(Dataset listings of figures)

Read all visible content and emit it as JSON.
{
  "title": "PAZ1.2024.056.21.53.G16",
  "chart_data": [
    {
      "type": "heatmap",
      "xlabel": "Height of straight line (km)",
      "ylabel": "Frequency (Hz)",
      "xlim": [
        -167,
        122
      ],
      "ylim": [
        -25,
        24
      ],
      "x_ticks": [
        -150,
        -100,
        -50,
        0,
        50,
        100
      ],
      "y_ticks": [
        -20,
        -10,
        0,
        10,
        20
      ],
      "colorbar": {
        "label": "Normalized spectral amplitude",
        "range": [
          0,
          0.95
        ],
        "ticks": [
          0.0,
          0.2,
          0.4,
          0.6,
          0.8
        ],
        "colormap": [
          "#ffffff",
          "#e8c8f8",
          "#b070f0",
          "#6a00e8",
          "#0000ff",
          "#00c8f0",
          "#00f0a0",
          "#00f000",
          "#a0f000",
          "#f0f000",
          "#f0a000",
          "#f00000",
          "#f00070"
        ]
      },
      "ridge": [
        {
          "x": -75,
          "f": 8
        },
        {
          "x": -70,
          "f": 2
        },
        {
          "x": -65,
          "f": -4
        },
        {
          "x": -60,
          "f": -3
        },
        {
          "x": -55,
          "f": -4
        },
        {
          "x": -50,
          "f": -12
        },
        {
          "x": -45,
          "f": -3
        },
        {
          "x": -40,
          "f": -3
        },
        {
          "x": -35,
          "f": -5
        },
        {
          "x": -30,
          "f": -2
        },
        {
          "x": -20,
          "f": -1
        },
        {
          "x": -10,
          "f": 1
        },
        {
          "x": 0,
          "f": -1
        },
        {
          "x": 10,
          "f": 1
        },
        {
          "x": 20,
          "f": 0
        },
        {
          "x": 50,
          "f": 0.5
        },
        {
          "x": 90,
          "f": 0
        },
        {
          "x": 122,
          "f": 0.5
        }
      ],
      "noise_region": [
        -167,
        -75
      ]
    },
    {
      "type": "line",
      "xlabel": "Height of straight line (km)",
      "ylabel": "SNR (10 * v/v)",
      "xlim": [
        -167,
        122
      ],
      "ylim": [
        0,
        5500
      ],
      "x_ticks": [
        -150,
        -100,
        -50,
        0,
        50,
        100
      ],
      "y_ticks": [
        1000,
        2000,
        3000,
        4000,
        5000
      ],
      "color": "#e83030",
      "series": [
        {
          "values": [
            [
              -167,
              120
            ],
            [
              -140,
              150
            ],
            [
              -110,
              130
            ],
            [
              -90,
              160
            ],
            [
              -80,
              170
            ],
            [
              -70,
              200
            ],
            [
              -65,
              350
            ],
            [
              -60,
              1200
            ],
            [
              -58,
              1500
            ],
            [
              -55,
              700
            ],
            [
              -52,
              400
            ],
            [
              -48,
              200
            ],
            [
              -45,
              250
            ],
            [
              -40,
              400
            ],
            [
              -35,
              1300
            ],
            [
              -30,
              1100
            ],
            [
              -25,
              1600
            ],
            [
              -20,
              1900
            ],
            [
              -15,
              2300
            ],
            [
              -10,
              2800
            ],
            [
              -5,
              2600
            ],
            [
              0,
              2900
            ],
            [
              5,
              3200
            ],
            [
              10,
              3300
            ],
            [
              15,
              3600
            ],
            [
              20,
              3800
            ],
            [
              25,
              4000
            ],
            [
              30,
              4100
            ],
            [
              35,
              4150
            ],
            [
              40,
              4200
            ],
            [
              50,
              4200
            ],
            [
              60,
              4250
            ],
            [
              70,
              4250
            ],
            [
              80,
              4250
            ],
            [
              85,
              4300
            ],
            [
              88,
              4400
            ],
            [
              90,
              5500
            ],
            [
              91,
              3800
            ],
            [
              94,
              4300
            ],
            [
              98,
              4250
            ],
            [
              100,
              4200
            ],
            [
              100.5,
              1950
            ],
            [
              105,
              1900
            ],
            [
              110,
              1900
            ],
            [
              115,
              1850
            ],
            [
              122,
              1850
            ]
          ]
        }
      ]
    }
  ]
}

▸ **What the exercise asks**
Copy out every line of the data above, exactly as given.

▸ **Written solution**
Read all visible content and emit it as JSON.
{
  "title": "PAZ1.2024.056.21.53.G16",
  "chart_data": [
    {
      "type": "heatmap",
      "xlabel": "Height of straight line (km)",
      "ylabel": "Frequency (Hz)",
      "xlim": [
        -167,
        122
      ],
      "ylim": [
        -25,
        24
      ],
      "x_ticks": [
        -150,
        -100,
        -50,
        0,
        50,
        100
      ],
      "y_ticks": [
        -20,
        -10,
        0,
        10,
        20
      ],
      "colorbar": {
        "label": "Normalized spectral amplitude",
        "range": [
          0,
          0.95
        ],
        "ticks": [
          0.0,
          0.2,
          0.4,
          0.6,
          0.8
        ],
        "colormap": [
          "#ffffff",
          "#e8c8f8",
          "#b070f0",
          "#6a00e8",
          "#0000ff",
          "#00c8f0",
          "#00f0a0",
          "#00f000",
          "#a0f000",
          "#f0f000",
          "#f0a000",
          "#f00000",
          "#f00070"
        ]
      },
      "ridge": [
        {
          "x": -75,
          "f": 8
        },
        {
          "x": -70,
          "f": 2
        },
        {
          "x": -65,
          "f": -4
        },
        {
          "x": -60,
          "f": -3
        },
        {
          "x": -55,
          "f": -4
        },
        {
          "x": -50,
          "f": -12
        },
        {
          "x": -45,
          "f": -3
        },
        {
          "x": -40,
          "f": -3
        },
        {
          "x": -35,
          "f": -5
        },
        {
          "x": -30,
          "f": -2
        },
        {
          "x": -20,
          "f": -1
        },
        {
          "x": -10,
          "f": 1
        },
        {
          "x": 0,
          "f": -1
        },
        {
          "x": 10,
          "f": 1
        },
        {
          "x": 20,
          "f": 0
        },
        {
          "x": 50,
          "f": 0.5
        },
        {
          "x": 90,
          "f": 0
        },
        {
          "x": 122,
          "f": 0.5
        }
      ],
      "noise_region": [
        -167,
        -75
      ]
    },
    {
      "type": "line",
      "xlabel": "Height of straight line (km)",
      "ylabel": "SNR (10 * v/v)",
      "xlim": [
        -167,
        122
      ],
      "ylim": [
        0,
        5500
      ],
      "x_ticks": [
        -150,
        -100,
        -50,
        0,
        50,
        100
      ],
      "y_ticks": [
        1000,
        2000,
        3000,
        4000,
        5000
      ],
      "color": "#e83030",
      "series": [
        {
          "values": [
            [
              -167,
              120
            ],
            [
              -140,
              150
            ],
            [
              -110,
              130
            ],
            [
              -90,
              160
            ],
            [
              -80,
              170
            ],
            [
              -70,
              200
            ],
            [
              -65,
              350
            ],
            [
              -60,
              1200
            ],
            [
              -58,
              1500
            ],
            [
              -55,
              700
            ],
            [
              -52,
              400
            ],
            [
              -48,
              200
            ],
            [
              -45,
              250
            ],
            [
              -40,
              400
            ],
            [
              -35,
              1300
            ],
            [
              -30,
              1100
            ],
            [
              -25,
              1600
            ],
            [
              -20,
              1900
            ],
            [
              -15,
              2300
            ],
            [
              -10,
              2800
            ],
            [
              -5,
              2600
            ],
            [
              0,
              2900
            ],
            [
              5,
              3200
            ],
            [
              10,
              3300
            ],
            [
              15,
              3600
            ],
            [
              20,
              3800
            ],
            [
              25,
              4000
            ],
            [
              30,
              4100
            ],
            [
              35,
              4150
            ],
            [
              40,
              4200
            ],
            [
              50,
              4200
            ],
            [
              60,
              4250
            ],
            [
              70,
              4250
            ],
            [
              80,
              4250
            ],
            [
              85,
              4300
            ],
            [
              88,
              4400
            ],
            [
              90,
              5500
            ],
            [
              91,
              3800
            ],
            [
              94,
              4300
            ],
            [
              98,
              4250
            ],
            [
              100,
              4200
            ],
            [
              100.5,
              1950
            ],
            [
              105,
              1900
            ],
            [
              110,
              1900
            ],
            [
              115,
              1850
            ],
            [
              122,
              1850
            ]
          ]
        }
      ]
    }
  ]
}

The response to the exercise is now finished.